— Dataset entries —
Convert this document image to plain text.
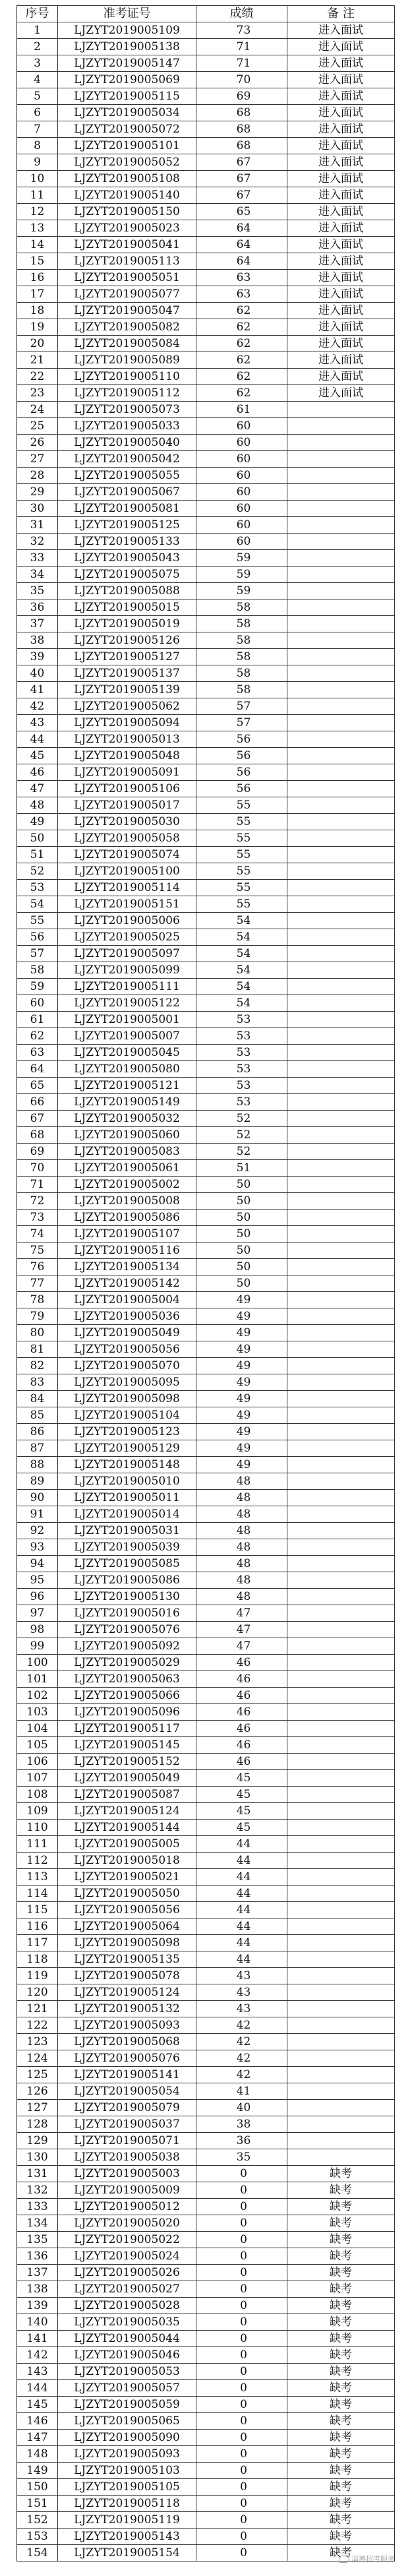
序号	准考证号	成绩	备 注
1	LJZYT2019005109	73	进入面试
2	LJZYT2019005138	71	进入面试
3	LJZYT2019005147	71	进入面试
4	LJZYT2019005069	70	进入面试
5	LJZYT2019005115	69	进入面试
6	LJZYT2019005034	68	进入面试
7	LJZYT2019005072	68	进入面试
8	LJZYT2019005101	68	进入面试
9	LJZYT2019005052	67	进入面试
10	LJZYT2019005108	67	进入面试
11	LJZYT2019005140	67	进入面试
12	LJZYT2019005150	65	进入面试
13	LJZYT2019005023	64	进入面试
14	LJZYT2019005041	64	进入面试
15	LJZYT2019005113	64	进入面试
16	LJZYT2019005051	63	进入面试
17	LJZYT2019005077	63	进入面试
18	LJZYT2019005047	62	进入面试
19	LJZYT2019005082	62	进入面试
20	LJZYT2019005084	62	进入面试
21	LJZYT2019005089	62	进入面试
22	LJZYT2019005110	62	进入面试
23	LJZYT2019005112	62	进入面试
24	LJZYT2019005073	61	
25	LJZYT2019005033	60	
26	LJZYT2019005040	60	
27	LJZYT2019005042	60	
28	LJZYT2019005055	60	
29	LJZYT2019005067	60	
30	LJZYT2019005081	60	
31	LJZYT2019005125	60	
32	LJZYT2019005133	60	
33	LJZYT2019005043	59	
34	LJZYT2019005075	59	
35	LJZYT2019005088	59	
36	LJZYT2019005015	58	
37	LJZYT2019005019	58	
38	LJZYT2019005126	58	
39	LJZYT2019005127	58	
40	LJZYT2019005137	58	
41	LJZYT2019005139	58	
42	LJZYT2019005062	57	
43	LJZYT2019005094	57	
44	LJZYT2019005013	56	
45	LJZYT2019005048	56	
46	LJZYT2019005091	56	
47	LJZYT2019005106	56	
48	LJZYT2019005017	55	
49	LJZYT2019005030	55	
50	LJZYT2019005058	55	
51	LJZYT2019005074	55	
52	LJZYT2019005100	55	
53	LJZYT2019005114	55	
54	LJZYT2019005151	55	
55	LJZYT2019005006	54	
56	LJZYT2019005025	54	
57	LJZYT2019005097	54	
58	LJZYT2019005099	54	
59	LJZYT2019005111	54	
60	LJZYT2019005122	54	
61	LJZYT2019005001	53	
62	LJZYT2019005007	53	
63	LJZYT2019005045	53	
64	LJZYT2019005080	53	
65	LJZYT2019005121	53	
66	LJZYT2019005149	53	
67	LJZYT2019005032	52	
68	LJZYT2019005060	52	
69	LJZYT2019005083	52	
70	LJZYT2019005061	51	
71	LJZYT2019005002	50	
72	LJZYT2019005008	50	
73	LJZYT2019005086	50	
74	LJZYT2019005107	50	
75	LJZYT2019005116	50	
76	LJZYT2019005134	50	
77	LJZYT2019005142	50	
78	LJZYT2019005004	49	
79	LJZYT2019005036	49	
80	LJZYT2019005049	49	
81	LJZYT2019005056	49	
82	LJZYT2019005070	49	
83	LJZYT2019005095	49	
84	LJZYT2019005098	49	
85	LJZYT2019005104	49	
86	LJZYT2019005123	49	
87	LJZYT2019005129	49	
88	LJZYT2019005148	49	
89	LJZYT2019005010	48	
90	LJZYT2019005011	48	
91	LJZYT2019005014	48	
92	LJZYT2019005031	48	
93	LJZYT2019005039	48	
94	LJZYT2019005085	48	
95	LJZYT2019005086	48	
96	LJZYT2019005130	48	
97	LJZYT2019005016	47	
98	LJZYT2019005076	47	
99	LJZYT2019005092	47	
100	LJZYT2019005029	46	
101	LJZYT2019005063	46	
102	LJZYT2019005066	46	
103	LJZYT2019005096	46	
104	LJZYT2019005117	46	
105	LJZYT2019005145	46	
106	LJZYT2019005152	46	
107	LJZYT2019005049	45	
108	LJZYT2019005087	45	
109	LJZYT2019005124	45	
110	LJZYT2019005144	45	
111	LJZYT2019005005	44	
112	LJZYT2019005018	44	
113	LJZYT2019005021	44	
114	LJZYT2019005050	44	
115	LJZYT2019005056	44	
116	LJZYT2019005064	44	
117	LJZYT2019005098	44	
118	LJZYT2019005135	44	
119	LJZYT2019005078	43	
120	LJZYT2019005124	43	
121	LJZYT2019005132	43	
122	LJZYT2019005093	42	
123	LJZYT2019005068	42	
124	LJZYT2019005076	42	
125	LJZYT2019005141	42	
126	LJZYT2019005054	41	
127	LJZYT2019005079	40	
128	LJZYT2019005037	38	
129	LJZYT2019005071	36	
130	LJZYT2019005038	35	
131	LJZYT2019005003	0	缺考
132	LJZYT2019005009	0	缺考
133	LJZYT2019005012	0	缺考
134	LJZYT2019005020	0	缺考
135	LJZYT2019005022	0	缺考
136	LJZYT2019005024	0	缺考
137	LJZYT2019005026	0	缺考
138	LJZYT2019005027	0	缺考
139	LJZYT2019005028	0	缺考
140	LJZYT2019005035	0	缺考
141	LJZYT2019005044	0	缺考
142	LJZYT2019005046	0	缺考
143	LJZYT2019005053	0	缺考
144	LJZYT2019005057	0	缺考
145	LJZYT2019005059	0	缺考
146	LJZYT2019005065	0	缺考
147	LJZYT2019005090	0	缺考
148	LJZYT2019005093	0	缺考
149	LJZYT2019005103	0	缺考
150	LJZYT2019005105	0	缺考
151	LJZYT2019005118	0	缺考
152	LJZYT2019005119	0	缺考
153	LJZYT2019005143	0	缺考
154	LJZYT2019005154	0	缺考 淄博招考服务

— Job —
Leave out the pictures and output every record above precisely as given.

— Result of this task —
Convert this document image to plain text.
序号	准考证号	成绩	备 注
1	LJZYT2019005109	73	进入面试
2	LJZYT2019005138	71	进入面试
3	LJZYT2019005147	71	进入面试
4	LJZYT2019005069	70	进入面试
5	LJZYT2019005115	69	进入面试
6	LJZYT2019005034	68	进入面试
7	LJZYT2019005072	68	进入面试
8	LJZYT2019005101	68	进入面试
9	LJZYT2019005052	67	进入面试
10	LJZYT2019005108	67	进入面试
11	LJZYT2019005140	67	进入面试
12	LJZYT2019005150	65	进入面试
13	LJZYT2019005023	64	进入面试
14	LJZYT2019005041	64	进入面试
15	LJZYT2019005113	64	进入面试
16	LJZYT2019005051	63	进入面试
17	LJZYT2019005077	63	进入面试
18	LJZYT2019005047	62	进入面试
19	LJZYT2019005082	62	进入面试
20	LJZYT2019005084	62	进入面试
21	LJZYT2019005089	62	进入面试
22	LJZYT2019005110	62	进入面试
23	LJZYT2019005112	62	进入面试
24	LJZYT2019005073	61	
25	LJZYT2019005033	60	
26	LJZYT2019005040	60	
27	LJZYT2019005042	60	
28	LJZYT2019005055	60	
29	LJZYT2019005067	60	
30	LJZYT2019005081	60	
31	LJZYT2019005125	60	
32	LJZYT2019005133	60	
33	LJZYT2019005043	59	
34	LJZYT2019005075	59	
35	LJZYT2019005088	59	
36	LJZYT2019005015	58	
37	LJZYT2019005019	58	
38	LJZYT2019005126	58	
39	LJZYT2019005127	58	
40	LJZYT2019005137	58	
41	LJZYT2019005139	58	
42	LJZYT2019005062	57	
43	LJZYT2019005094	57	
44	LJZYT2019005013	56	
45	LJZYT2019005048	56	
46	LJZYT2019005091	56	
47	LJZYT2019005106	56	
48	LJZYT2019005017	55	
49	LJZYT2019005030	55	
50	LJZYT2019005058	55	
51	LJZYT2019005074	55	
52	LJZYT2019005100	55	
53	LJZYT2019005114	55	
54	LJZYT2019005151	55	
55	LJZYT2019005006	54	
56	LJZYT2019005025	54	
57	LJZYT2019005097	54	
58	LJZYT2019005099	54	
59	LJZYT2019005111	54	
60	LJZYT2019005122	54	
61	LJZYT2019005001	53	
62	LJZYT2019005007	53	
63	LJZYT2019005045	53	
64	LJZYT2019005080	53	
65	LJZYT2019005121	53	
66	LJZYT2019005149	53	
67	LJZYT2019005032	52	
68	LJZYT2019005060	52	
69	LJZYT2019005083	52	
70	LJZYT2019005061	51	
71	LJZYT2019005002	50	
72	LJZYT2019005008	50	
73	LJZYT2019005086	50	
74	LJZYT2019005107	50	
75	LJZYT2019005116	50	
76	LJZYT2019005134	50	
77	LJZYT2019005142	50	
78	LJZYT2019005004	49	
79	LJZYT2019005036	49	
80	LJZYT2019005049	49	
81	LJZYT2019005056	49	
82	LJZYT2019005070	49	
83	LJZYT2019005095	49	
84	LJZYT2019005098	49	
85	LJZYT2019005104	49	
86	LJZYT2019005123	49	
87	LJZYT2019005129	49	
88	LJZYT2019005148	49	
89	LJZYT2019005010	48	
90	LJZYT2019005011	48	
91	LJZYT2019005014	48	
92	LJZYT2019005031	48	
93	LJZYT2019005039	48	
94	LJZYT2019005085	48	
95	LJZYT2019005086	48	
96	LJZYT2019005130	48	
97	LJZYT2019005016	47	
98	LJZYT2019005076	47	
99	LJZYT2019005092	47	
100	LJZYT2019005029	46	
101	LJZYT2019005063	46	
102	LJZYT2019005066	46	
103	LJZYT2019005096	46	
104	LJZYT2019005117	46	
105	LJZYT2019005145	46	
106	LJZYT2019005152	46	
107	LJZYT2019005049	45	
108	LJZYT2019005087	45	
109	LJZYT2019005124	45	
110	LJZYT2019005144	45	
111	LJZYT2019005005	44	
112	LJZYT2019005018	44	
113	LJZYT2019005021	44	
114	LJZYT2019005050	44	
115	LJZYT2019005056	44	
116	LJZYT2019005064	44	
117	LJZYT2019005098	44	
118	LJZYT2019005135	44	
119	LJZYT2019005078	43	
120	LJZYT2019005124	43	
121	LJZYT2019005132	43	
122	LJZYT2019005093	42	
123	LJZYT2019005068	42	
124	LJZYT2019005076	42	
125	LJZYT2019005141	42	
126	LJZYT2019005054	41	
127	LJZYT2019005079	40	
128	LJZYT2019005037	38	
129	LJZYT2019005071	36	
130	LJZYT2019005038	35	
131	LJZYT2019005003	0	缺考
132	LJZYT2019005009	0	缺考
133	LJZYT2019005012	0	缺考
134	LJZYT2019005020	0	缺考
135	LJZYT2019005022	0	缺考
136	LJZYT2019005024	0	缺考
137	LJZYT2019005026	0	缺考
138	LJZYT2019005027	0	缺考
139	LJZYT2019005028	0	缺考
140	LJZYT2019005035	0	缺考
141	LJZYT2019005044	0	缺考
142	LJZYT2019005046	0	缺考
143	LJZYT2019005053	0	缺考
144	LJZYT2019005057	0	缺考
145	LJZYT2019005059	0	缺考
146	LJZYT2019005065	0	缺考
147	LJZYT2019005090	0	缺考
148	LJZYT2019005093	0	缺考
149	LJZYT2019005103	0	缺考
150	LJZYT2019005105	0	缺考
151	LJZYT2019005118	0	缺考
152	LJZYT2019005119	0	缺考
153	LJZYT2019005143	0	缺考
154	LJZYT2019005154	0	缺考 淄博招考服务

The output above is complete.